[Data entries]

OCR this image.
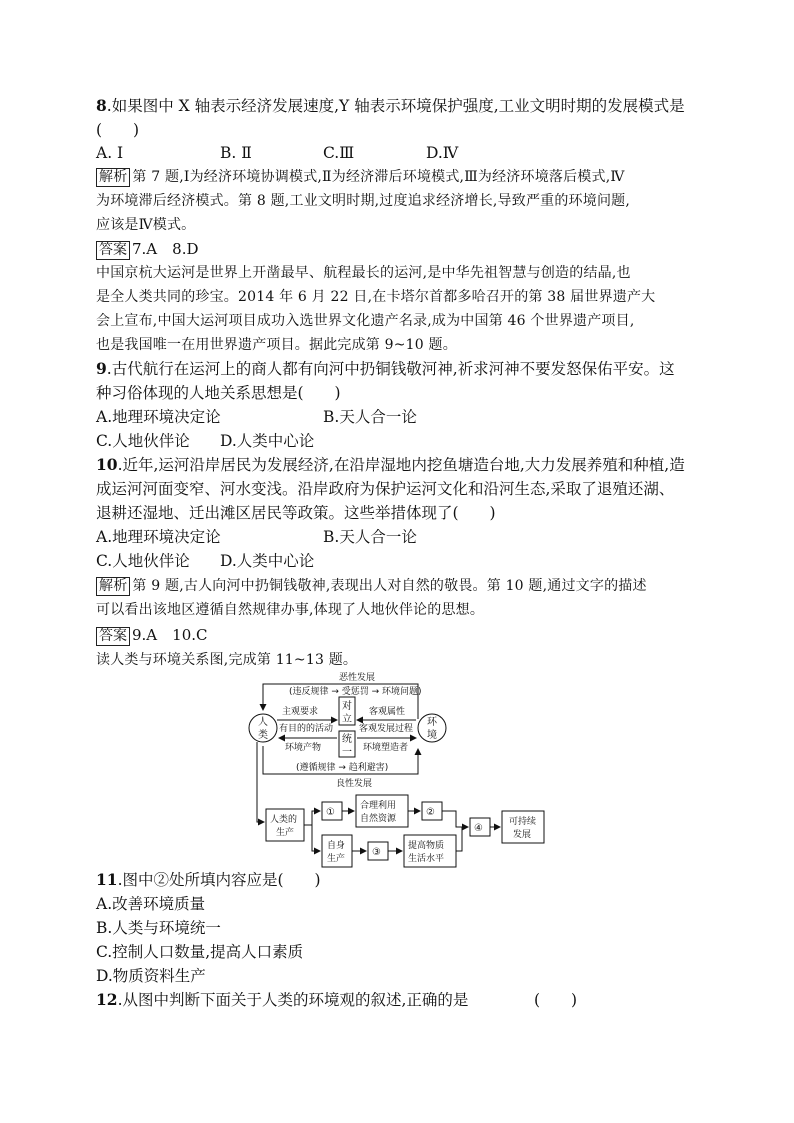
8.如果图中 X 轴表示经济发展速度,Y 轴表示环境保护强度,工业文明时期的发展模式是
(　　)
A. Ⅰ	B. Ⅱ	C.Ⅲ	D.Ⅳ
解析 第 7 题,Ⅰ为经济环境协调模式,Ⅱ为经济滞后环境模式,Ⅲ为经济环境落后模式,Ⅳ
为环境滞后经济模式。第 8 题,工业文明时期,过度追求经济增长,导致严重的环境问题,
应该是Ⅳ模式。
答案 7.A　8.D
中国京杭大运河是世界上开凿最早、航程最长的运河,是中华先祖智慧与创造的结晶,也
是全人类共同的珍宝。2014 年 6 月 22 日,在卡塔尔首都多哈召开的第 38 届世界遗产大
会上宣布,中国大运河项目成功入选世界文化遗产名录,成为中国第 46 个世界遗产项目,
也是我国唯一在用世界遗产项目。据此完成第 9~10 题。
9.古代航行在运河上的商人都有向河中扔铜钱敬河神,祈求河神不要发怒保佑平安。这
种习俗体现的人地关系思想是(　　)
A.地理环境决定论	B.天人合一论
C.人地伙伴论 D.人类中心论
10.近年,运河沿岸居民为发展经济,在沿岸湿地内挖鱼塘造台地,大力发展养殖和种植,造
成运河河面变窄、河水变浅。沿岸政府为保护运河文化和沿河生态,采取了退殖还湖、
退耕还湿地、迁出滩区居民等政策。这些举措体现了(　　)
A.地理环境决定论	B.天人合一论
C.人地伙伴论 D.人类中心论
解析 第 9 题,古人向河中扔铜钱敬神,表现出人对自然的敬畏。第 10 题,通过文字的描述
可以看出该地区遵循自然规律办事,体现了人地伙伴论的思想。
答案 9.A　10.C
读人类与环境关系图,完成第 11~13 题。
恶性发展
(违反规律 → 受惩罚 → 环境问题)
主观要求	客观属性
有目的的活动	客观发展过程
环境产物	环境塑造者
(遵循规律 → 趋利避害)
良性发展
人
类
环
境
对
立
统
一
人类的
生产
①
合理利用
自然资源
②
自身
生产
③
提高物质
生活水平
④
可持续
发展
11.图中②处所填内容应是(　　)
A.改善环境质量
B.人类与环境统一
C.控制人口数量,提高人口素质
D.物质资料生产
12.从图中判断下面关于人类的环境观的叙述,正确的是	(　　)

Problem statement: All the material shown above is to be copied exactly, with no pictures carried over.

Answer for the task:
OCR this image.
8.如果图中 X 轴表示经济发展速度,Y 轴表示环境保护强度,工业文明时期的发展模式是
(　　)
A. Ⅰ	B. Ⅱ	C.Ⅲ	D.Ⅳ
解析 第 7 题,Ⅰ为经济环境协调模式,Ⅱ为经济滞后环境模式,Ⅲ为经济环境落后模式,Ⅳ
为环境滞后经济模式。第 8 题,工业文明时期,过度追求经济增长,导致严重的环境问题,
应该是Ⅳ模式。
答案 7.A　8.D
中国京杭大运河是世界上开凿最早、航程最长的运河,是中华先祖智慧与创造的结晶,也
是全人类共同的珍宝。2014 年 6 月 22 日,在卡塔尔首都多哈召开的第 38 届世界遗产大
会上宣布,中国大运河项目成功入选世界文化遗产名录,成为中国第 46 个世界遗产项目,
也是我国唯一在用世界遗产项目。据此完成第 9~10 题。
9.古代航行在运河上的商人都有向河中扔铜钱敬河神,祈求河神不要发怒保佑平安。这
种习俗体现的人地关系思想是(　　)
A.地理环境决定论	B.天人合一论
C.人地伙伴论 D.人类中心论
10.近年,运河沿岸居民为发展经济,在沿岸湿地内挖鱼塘造台地,大力发展养殖和种植,造
成运河河面变窄、河水变浅。沿岸政府为保护运河文化和沿河生态,采取了退殖还湖、
退耕还湿地、迁出滩区居民等政策。这些举措体现了(　　)
A.地理环境决定论	B.天人合一论
C.人地伙伴论 D.人类中心论
解析 第 9 题,古人向河中扔铜钱敬神,表现出人对自然的敬畏。第 10 题,通过文字的描述
可以看出该地区遵循自然规律办事,体现了人地伙伴论的思想。
答案 9.A　10.C
读人类与环境关系图,完成第 11~13 题。
恶性发展
(违反规律 → 受惩罚 → 环境问题)
主观要求	客观属性
有目的的活动	客观发展过程
环境产物	环境塑造者
(遵循规律 → 趋利避害)
良性发展
人
类
环
境
对
立
统
一
人类的
生产
①
合理利用
自然资源
②
自身
生产
③
提高物质
生活水平
④
可持续
发展
11.图中②处所填内容应是(　　)
A.改善环境质量
B.人类与环境统一
C.控制人口数量,提高人口素质
D.物质资料生产
12.从图中判断下面关于人类的环境观的叙述,正确的是	(　　)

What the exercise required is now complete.